Element region listings
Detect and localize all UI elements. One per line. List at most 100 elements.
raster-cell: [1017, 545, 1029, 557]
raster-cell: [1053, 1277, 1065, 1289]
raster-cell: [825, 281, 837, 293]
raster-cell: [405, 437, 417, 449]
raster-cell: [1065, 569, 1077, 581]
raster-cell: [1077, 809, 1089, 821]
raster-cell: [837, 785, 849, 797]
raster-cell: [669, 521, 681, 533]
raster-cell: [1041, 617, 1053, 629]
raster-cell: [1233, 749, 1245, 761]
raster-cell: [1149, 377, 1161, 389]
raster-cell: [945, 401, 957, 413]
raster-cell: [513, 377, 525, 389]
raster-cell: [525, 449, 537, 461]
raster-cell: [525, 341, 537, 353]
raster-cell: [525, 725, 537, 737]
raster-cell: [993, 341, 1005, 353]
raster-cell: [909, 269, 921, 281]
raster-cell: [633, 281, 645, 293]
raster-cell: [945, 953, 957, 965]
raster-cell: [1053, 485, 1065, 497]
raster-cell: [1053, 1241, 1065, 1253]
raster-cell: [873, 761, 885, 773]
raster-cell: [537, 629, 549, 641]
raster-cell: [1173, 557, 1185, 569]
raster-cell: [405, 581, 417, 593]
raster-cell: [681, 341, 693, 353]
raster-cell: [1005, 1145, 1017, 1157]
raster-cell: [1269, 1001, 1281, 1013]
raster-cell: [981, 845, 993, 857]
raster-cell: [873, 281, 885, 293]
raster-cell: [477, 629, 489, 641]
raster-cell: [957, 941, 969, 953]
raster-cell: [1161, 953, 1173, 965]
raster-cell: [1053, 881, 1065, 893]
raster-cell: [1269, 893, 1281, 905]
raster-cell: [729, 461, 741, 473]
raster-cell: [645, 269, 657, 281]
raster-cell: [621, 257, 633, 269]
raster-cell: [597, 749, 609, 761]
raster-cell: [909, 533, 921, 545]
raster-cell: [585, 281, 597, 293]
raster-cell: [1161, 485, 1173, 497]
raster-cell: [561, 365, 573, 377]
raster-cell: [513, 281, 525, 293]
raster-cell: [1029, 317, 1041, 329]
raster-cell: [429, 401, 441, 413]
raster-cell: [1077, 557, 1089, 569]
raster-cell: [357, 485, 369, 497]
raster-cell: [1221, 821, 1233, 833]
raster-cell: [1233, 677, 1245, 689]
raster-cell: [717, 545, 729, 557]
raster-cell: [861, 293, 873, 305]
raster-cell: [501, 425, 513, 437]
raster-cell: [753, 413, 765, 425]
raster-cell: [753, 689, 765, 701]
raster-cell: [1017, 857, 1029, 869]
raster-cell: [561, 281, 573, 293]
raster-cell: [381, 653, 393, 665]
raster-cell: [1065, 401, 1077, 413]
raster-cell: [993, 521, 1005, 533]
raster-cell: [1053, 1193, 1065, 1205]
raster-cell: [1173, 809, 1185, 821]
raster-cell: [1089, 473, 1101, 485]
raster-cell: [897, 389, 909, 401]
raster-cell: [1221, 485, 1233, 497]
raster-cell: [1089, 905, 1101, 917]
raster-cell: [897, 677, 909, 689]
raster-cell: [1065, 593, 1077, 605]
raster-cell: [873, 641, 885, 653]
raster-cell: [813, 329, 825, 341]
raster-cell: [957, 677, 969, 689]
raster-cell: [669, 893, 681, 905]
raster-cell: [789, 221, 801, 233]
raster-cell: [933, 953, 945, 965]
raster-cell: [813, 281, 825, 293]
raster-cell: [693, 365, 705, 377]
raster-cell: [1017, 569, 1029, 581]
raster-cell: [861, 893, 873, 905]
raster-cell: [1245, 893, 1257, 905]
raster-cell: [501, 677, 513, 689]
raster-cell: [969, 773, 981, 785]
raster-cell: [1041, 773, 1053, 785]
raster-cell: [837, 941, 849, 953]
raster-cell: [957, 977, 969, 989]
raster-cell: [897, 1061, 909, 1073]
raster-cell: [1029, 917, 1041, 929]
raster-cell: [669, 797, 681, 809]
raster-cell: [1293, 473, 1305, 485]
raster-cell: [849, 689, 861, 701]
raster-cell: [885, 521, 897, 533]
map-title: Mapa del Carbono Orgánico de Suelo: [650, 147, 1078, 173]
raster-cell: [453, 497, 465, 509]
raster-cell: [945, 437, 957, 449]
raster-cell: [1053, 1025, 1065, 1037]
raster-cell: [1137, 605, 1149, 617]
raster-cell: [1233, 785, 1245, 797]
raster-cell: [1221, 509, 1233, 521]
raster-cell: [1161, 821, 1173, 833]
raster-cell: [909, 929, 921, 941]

■ Given exercise ■
Present every line of the records above as a Markdown table with two columns, No. and Entry, numbering the rows and omitting blank lines.

■ Exercise solution ■
| No. | Entry |
|---|---|
| 1 | Detect and localize all UI elements. One per line. List at most 100 elements. |
| 2 | raster-cell: [1017, 545, 1029, 557] |
| 3 | raster-cell: [1053, 1277, 1065, 1289] |
| 4 | raster-cell: [825, 281, 837, 293] |
| 5 | raster-cell: [405, 437, 417, 449] |
| 6 | raster-cell: [1065, 569, 1077, 581] |
| 7 | raster-cell: [1077, 809, 1089, 821] |
| 8 | raster-cell: [837, 785, 849, 797] |
| 9 | raster-cell: [669, 521, 681, 533] |
| 10 | raster-cell: [1041, 617, 1053, 629] |
| 11 | raster-cell: [1233, 749, 1245, 761] |
| 12 | raster-cell: [1149, 377, 1161, 389] |
| 13 | raster-cell: [945, 401, 957, 413] |
| 14 | raster-cell: [513, 377, 525, 389] |
| 15 | raster-cell: [525, 449, 537, 461] |
| 16 | raster-cell: [525, 341, 537, 353] |
| 17 | raster-cell: [525, 725, 537, 737] |
| 18 | raster-cell: [993, 341, 1005, 353] |
| 19 | raster-cell: [909, 269, 921, 281] |
| 20 | raster-cell: [633, 281, 645, 293] |
| 21 | raster-cell: [945, 953, 957, 965] |
| 22 | raster-cell: [1053, 485, 1065, 497] |
| 23 | raster-cell: [1053, 1241, 1065, 1253] |
| 24 | raster-cell: [873, 761, 885, 773] |
| 25 | raster-cell: [537, 629, 549, 641] |
| 26 | raster-cell: [1173, 557, 1185, 569] |
| 27 | raster-cell: [405, 581, 417, 593] |
| 28 | raster-cell: [681, 341, 693, 353] |
| 29 | raster-cell: [1005, 1145, 1017, 1157] |
| 30 | raster-cell: [1269, 1001, 1281, 1013] |
| 31 | raster-cell: [981, 845, 993, 857] |
| 32 | raster-cell: [873, 281, 885, 293] |
| 33 | raster-cell: [477, 629, 489, 641] |
| 34 | raster-cell: [957, 941, 969, 953] |
| 35 | raster-cell: [1161, 953, 1173, 965] |
| 36 | raster-cell: [1053, 881, 1065, 893] |
| 37 | raster-cell: [1269, 893, 1281, 905] |
| 38 | raster-cell: [729, 461, 741, 473] |
| 39 | raster-cell: [645, 269, 657, 281] |
| 40 | raster-cell: [621, 257, 633, 269] |
| 41 | raster-cell: [597, 749, 609, 761] |
| 42 | raster-cell: [909, 533, 921, 545] |
| 43 | raster-cell: [585, 281, 597, 293] |
| 44 | raster-cell: [1161, 485, 1173, 497] |
| 45 | raster-cell: [561, 365, 573, 377] |
| 46 | raster-cell: [513, 281, 525, 293] |
| 47 | raster-cell: [1029, 317, 1041, 329] |
| 48 | raster-cell: [429, 401, 441, 413] |
| 49 | raster-cell: [1077, 557, 1089, 569] |
| 50 | raster-cell: [357, 485, 369, 497] |
| 51 | raster-cell: [1221, 821, 1233, 833] |
| 52 | raster-cell: [1233, 677, 1245, 689] |
| 53 | raster-cell: [717, 545, 729, 557] |
| 54 | raster-cell: [861, 293, 873, 305] |
| 55 | raster-cell: [501, 425, 513, 437] |
| 56 | raster-cell: [753, 413, 765, 425] |
| 57 | raster-cell: [753, 689, 765, 701] |
| 58 | raster-cell: [1017, 857, 1029, 869] |
| 59 | raster-cell: [561, 281, 573, 293] |
| 60 | raster-cell: [381, 653, 393, 665] |
| 61 | raster-cell: [1065, 401, 1077, 413] |
| 62 | raster-cell: [993, 521, 1005, 533] |
| 63 | raster-cell: [1053, 1193, 1065, 1205] |
| 64 | raster-cell: [1173, 809, 1185, 821] |
| 65 | raster-cell: [1089, 473, 1101, 485] |
| 66 | raster-cell: [897, 389, 909, 401] |
| 67 | raster-cell: [1221, 485, 1233, 497] |
| 68 | raster-cell: [1089, 905, 1101, 917] |
| 69 | raster-cell: [897, 677, 909, 689] |
| 70 | raster-cell: [1065, 593, 1077, 605] |
| 71 | raster-cell: [873, 641, 885, 653] |
| 72 | raster-cell: [813, 329, 825, 341] |
| 73 | raster-cell: [957, 677, 969, 689] |
| 74 | raster-cell: [669, 893, 681, 905] |
| 75 | raster-cell: [789, 221, 801, 233] |
| 76 | raster-cell: [933, 953, 945, 965] |
| 77 | raster-cell: [813, 281, 825, 293] |
| 78 | raster-cell: [693, 365, 705, 377] |
| 79 | raster-cell: [1017, 569, 1029, 581] |
| 80 | raster-cell: [861, 893, 873, 905] |
| 81 | raster-cell: [1245, 893, 1257, 905] |
| 82 | raster-cell: [501, 677, 513, 689] |
| 83 | raster-cell: [969, 773, 981, 785] |
| 84 | raster-cell: [1041, 773, 1053, 785] |
| 85 | raster-cell: [837, 941, 849, 953] |
| 86 | raster-cell: [957, 977, 969, 989] |
| 87 | raster-cell: [897, 1061, 909, 1073] |
| 88 | raster-cell: [1029, 917, 1041, 929] |
| 89 | raster-cell: [669, 797, 681, 809] |
| 90 | raster-cell: [1293, 473, 1305, 485] |
| 91 | raster-cell: [849, 689, 861, 701] |
| 92 | raster-cell: [885, 521, 897, 533] |
| 93 | map-title: Mapa del Carbono Orgánico de Suelo: [650, 147, 1078, 173] |
| 94 | raster-cell: [453, 497, 465, 509] |
| 95 | raster-cell: [945, 437, 957, 449] |
| 96 | raster-cell: [1053, 1025, 1065, 1037] |
| 97 | raster-cell: [1137, 605, 1149, 617] |
| 98 | raster-cell: [1233, 785, 1245, 797] |
| 99 | raster-cell: [1221, 509, 1233, 521] |
| 100 | raster-cell: [1161, 821, 1173, 833] |
| 101 | raster-cell: [909, 929, 921, 941] |